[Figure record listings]
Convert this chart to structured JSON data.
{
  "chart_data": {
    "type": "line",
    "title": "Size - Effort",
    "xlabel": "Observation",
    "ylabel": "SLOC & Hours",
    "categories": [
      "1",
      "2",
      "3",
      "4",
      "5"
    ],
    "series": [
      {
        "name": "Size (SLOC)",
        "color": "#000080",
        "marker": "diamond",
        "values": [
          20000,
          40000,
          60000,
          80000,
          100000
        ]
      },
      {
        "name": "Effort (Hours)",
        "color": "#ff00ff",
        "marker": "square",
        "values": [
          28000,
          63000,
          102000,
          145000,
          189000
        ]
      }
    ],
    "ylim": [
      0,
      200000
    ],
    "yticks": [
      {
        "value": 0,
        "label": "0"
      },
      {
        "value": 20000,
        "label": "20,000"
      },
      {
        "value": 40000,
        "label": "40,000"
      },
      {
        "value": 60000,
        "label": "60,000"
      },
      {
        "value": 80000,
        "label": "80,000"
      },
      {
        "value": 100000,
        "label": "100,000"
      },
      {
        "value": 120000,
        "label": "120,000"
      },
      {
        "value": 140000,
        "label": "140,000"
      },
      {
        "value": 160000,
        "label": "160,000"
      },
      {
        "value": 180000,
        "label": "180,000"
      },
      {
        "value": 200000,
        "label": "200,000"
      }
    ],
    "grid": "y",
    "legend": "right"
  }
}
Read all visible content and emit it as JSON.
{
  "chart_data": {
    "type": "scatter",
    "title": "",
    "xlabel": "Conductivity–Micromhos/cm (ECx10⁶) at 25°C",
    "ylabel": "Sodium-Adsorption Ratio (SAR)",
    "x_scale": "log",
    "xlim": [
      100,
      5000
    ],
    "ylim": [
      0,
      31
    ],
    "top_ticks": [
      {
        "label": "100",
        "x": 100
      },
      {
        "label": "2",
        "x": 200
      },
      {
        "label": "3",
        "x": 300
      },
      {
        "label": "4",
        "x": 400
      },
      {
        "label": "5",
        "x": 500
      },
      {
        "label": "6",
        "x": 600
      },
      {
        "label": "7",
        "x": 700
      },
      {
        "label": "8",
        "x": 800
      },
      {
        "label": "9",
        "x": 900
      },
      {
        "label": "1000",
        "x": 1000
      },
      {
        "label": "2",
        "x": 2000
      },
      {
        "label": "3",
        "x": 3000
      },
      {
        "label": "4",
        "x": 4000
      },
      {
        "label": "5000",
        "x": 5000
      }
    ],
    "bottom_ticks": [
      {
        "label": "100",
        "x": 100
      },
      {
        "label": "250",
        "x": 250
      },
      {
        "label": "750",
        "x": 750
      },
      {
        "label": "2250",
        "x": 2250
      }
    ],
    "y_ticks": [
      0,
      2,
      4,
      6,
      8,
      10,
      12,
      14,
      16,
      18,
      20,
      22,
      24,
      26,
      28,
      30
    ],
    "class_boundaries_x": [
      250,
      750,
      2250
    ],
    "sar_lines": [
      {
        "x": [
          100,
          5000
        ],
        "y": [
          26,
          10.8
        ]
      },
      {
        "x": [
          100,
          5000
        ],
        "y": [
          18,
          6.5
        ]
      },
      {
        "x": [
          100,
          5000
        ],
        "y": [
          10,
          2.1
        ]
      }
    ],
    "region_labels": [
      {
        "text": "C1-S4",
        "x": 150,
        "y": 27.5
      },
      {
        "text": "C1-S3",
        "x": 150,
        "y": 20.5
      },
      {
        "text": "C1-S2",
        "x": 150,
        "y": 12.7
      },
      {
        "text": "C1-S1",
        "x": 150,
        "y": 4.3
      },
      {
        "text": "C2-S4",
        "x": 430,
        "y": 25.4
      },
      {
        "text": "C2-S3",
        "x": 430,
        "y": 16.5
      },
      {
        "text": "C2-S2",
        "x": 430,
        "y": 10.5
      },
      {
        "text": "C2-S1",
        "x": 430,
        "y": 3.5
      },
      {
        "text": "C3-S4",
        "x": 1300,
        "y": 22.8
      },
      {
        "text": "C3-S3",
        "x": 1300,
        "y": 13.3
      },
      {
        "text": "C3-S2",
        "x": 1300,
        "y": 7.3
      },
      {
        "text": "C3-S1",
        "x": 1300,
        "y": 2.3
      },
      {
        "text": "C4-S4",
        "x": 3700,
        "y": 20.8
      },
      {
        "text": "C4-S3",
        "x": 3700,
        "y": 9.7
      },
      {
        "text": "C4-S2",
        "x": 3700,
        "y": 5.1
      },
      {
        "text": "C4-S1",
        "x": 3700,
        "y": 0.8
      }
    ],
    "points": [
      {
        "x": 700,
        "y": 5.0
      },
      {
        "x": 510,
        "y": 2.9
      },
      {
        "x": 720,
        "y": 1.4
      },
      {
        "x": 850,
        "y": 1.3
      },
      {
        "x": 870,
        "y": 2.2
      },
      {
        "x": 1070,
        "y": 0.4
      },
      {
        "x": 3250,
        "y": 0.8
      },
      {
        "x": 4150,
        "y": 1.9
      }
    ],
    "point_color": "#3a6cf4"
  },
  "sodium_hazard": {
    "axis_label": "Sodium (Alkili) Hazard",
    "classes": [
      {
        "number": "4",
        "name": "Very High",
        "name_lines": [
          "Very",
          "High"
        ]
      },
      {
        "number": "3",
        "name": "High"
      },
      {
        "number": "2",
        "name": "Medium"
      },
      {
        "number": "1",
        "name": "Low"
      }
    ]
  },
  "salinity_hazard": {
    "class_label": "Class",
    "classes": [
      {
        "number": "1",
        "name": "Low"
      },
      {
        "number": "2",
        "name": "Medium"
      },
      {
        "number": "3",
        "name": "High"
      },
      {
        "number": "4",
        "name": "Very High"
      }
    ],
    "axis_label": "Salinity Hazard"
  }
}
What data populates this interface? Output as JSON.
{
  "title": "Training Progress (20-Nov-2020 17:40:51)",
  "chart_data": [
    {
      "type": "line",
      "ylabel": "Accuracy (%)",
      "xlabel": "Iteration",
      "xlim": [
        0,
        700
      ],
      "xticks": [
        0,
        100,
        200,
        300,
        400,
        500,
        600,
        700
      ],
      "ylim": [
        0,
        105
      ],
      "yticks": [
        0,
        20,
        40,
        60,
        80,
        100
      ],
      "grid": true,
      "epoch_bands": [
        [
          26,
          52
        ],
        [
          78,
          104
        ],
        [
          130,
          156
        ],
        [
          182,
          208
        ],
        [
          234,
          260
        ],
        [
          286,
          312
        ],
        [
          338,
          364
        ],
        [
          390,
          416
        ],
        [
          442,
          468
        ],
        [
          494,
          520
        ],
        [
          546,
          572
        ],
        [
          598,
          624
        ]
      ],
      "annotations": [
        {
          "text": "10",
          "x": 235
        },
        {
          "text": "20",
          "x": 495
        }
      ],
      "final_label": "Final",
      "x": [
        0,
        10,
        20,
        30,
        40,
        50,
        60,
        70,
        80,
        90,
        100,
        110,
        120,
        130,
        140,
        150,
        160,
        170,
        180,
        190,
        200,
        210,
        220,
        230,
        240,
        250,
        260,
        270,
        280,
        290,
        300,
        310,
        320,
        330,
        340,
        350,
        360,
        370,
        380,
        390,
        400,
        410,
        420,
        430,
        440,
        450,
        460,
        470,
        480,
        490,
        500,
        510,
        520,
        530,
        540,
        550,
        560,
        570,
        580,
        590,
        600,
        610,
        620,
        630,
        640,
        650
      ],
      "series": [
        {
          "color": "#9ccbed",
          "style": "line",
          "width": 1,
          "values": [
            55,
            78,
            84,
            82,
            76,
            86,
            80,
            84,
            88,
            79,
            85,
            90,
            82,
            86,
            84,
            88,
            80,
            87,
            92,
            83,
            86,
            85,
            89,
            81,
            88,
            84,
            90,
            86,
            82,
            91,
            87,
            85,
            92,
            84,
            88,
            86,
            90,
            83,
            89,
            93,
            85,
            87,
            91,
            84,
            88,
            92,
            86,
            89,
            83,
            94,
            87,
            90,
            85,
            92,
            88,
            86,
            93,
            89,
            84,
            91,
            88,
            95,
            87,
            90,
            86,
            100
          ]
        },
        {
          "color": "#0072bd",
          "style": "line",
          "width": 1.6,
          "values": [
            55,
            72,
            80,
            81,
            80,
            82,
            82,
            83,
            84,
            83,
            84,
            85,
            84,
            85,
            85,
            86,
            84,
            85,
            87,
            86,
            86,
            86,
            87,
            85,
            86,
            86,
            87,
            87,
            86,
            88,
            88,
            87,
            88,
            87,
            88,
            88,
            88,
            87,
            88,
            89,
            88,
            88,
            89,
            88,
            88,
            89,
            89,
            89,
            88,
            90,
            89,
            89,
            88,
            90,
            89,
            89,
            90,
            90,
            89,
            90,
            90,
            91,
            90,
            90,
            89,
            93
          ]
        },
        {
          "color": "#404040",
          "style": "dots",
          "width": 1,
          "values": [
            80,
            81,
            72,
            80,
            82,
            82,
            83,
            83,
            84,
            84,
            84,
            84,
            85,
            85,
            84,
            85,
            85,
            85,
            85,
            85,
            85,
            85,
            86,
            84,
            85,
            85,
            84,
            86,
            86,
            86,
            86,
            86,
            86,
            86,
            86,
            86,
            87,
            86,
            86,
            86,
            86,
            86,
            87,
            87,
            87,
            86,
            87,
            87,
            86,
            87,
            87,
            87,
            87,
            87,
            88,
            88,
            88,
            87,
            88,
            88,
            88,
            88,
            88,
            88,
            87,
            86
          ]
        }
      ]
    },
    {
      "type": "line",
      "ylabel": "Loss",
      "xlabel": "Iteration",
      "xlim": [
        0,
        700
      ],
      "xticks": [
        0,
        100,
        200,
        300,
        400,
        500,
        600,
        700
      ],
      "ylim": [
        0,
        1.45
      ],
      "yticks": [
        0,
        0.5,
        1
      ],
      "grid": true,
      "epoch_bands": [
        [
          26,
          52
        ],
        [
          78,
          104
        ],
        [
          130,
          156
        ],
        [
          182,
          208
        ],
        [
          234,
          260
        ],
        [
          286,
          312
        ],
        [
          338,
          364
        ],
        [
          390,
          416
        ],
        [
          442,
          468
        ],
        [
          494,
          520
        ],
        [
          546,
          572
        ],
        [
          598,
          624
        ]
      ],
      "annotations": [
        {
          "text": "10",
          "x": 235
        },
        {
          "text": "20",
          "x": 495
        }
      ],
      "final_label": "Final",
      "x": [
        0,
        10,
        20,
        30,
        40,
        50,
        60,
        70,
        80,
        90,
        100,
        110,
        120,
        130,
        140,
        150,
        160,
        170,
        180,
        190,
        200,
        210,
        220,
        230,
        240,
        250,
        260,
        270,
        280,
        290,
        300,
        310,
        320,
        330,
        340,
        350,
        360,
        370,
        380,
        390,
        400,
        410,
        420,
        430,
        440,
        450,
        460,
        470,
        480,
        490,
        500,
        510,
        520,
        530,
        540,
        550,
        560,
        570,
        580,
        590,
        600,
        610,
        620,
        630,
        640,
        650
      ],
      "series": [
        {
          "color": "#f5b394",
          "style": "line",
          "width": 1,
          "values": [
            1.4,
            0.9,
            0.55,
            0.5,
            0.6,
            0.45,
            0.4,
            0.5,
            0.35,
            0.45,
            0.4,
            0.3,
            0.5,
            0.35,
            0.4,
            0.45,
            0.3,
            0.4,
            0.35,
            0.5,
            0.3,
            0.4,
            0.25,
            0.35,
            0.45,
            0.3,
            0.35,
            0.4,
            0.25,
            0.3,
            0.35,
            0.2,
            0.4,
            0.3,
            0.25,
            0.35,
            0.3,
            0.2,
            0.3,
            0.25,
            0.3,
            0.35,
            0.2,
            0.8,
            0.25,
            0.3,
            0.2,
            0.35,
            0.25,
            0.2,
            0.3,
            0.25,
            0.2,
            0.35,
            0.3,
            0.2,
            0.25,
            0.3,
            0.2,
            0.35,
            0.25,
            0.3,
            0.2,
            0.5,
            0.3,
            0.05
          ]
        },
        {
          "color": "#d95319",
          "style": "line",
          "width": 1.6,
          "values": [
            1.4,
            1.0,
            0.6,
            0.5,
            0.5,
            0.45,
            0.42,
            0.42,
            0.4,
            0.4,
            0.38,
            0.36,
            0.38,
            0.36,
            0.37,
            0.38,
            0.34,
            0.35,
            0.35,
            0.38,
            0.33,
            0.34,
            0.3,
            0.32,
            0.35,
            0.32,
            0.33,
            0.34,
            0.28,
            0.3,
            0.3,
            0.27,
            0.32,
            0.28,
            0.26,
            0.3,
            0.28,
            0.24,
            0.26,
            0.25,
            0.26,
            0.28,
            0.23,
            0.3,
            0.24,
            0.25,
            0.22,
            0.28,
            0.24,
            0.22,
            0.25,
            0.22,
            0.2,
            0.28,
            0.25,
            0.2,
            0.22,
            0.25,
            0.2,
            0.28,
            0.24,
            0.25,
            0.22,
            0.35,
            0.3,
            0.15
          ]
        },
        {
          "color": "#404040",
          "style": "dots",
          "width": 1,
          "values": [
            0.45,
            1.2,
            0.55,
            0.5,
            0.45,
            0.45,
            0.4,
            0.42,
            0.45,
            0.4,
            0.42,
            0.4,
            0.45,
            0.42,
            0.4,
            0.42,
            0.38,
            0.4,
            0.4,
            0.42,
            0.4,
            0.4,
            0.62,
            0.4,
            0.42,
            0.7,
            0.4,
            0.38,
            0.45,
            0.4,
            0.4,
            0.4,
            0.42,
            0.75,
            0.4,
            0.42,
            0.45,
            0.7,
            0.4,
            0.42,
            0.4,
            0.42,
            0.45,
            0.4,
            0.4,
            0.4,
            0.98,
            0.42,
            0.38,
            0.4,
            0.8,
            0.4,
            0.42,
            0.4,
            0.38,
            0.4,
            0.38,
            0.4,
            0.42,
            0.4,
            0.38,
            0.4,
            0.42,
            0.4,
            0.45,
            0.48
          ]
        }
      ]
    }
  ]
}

▶ [Job]: Gather each line in the entries above where the string "type" is found.

▶ [Exercise response]:
    "type": "line",
    "type": "scatter",
      "type": "line",
      "type": "line",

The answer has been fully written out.